PROVIDED MATERIAL:
↓

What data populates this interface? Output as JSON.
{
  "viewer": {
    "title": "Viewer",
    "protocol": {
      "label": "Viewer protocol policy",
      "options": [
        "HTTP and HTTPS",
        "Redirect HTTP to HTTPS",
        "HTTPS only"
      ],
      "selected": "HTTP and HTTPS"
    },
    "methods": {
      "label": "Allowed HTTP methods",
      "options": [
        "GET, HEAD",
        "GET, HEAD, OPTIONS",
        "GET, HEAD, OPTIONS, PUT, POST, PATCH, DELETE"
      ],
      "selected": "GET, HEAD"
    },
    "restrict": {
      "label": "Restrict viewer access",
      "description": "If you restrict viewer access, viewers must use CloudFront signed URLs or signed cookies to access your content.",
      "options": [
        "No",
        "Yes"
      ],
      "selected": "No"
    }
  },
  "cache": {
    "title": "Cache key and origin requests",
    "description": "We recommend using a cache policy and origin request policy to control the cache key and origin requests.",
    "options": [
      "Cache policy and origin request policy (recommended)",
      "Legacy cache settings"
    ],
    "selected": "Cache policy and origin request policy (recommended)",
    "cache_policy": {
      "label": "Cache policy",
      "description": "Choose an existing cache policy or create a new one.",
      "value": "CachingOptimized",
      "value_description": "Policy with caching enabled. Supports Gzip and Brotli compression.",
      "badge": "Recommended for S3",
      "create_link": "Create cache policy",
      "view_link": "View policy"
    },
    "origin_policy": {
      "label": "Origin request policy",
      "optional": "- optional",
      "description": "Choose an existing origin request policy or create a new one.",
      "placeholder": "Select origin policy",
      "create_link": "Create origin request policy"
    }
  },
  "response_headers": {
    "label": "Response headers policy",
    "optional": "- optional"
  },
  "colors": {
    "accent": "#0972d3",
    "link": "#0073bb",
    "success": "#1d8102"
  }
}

↑

Pick out the lines above containing the word "existing", then copy them.

RESULT OF THIS TASK:
      "description": "Choose an existing cache policy or create a new one.",
      "description": "Choose an existing origin request policy or create a new one.",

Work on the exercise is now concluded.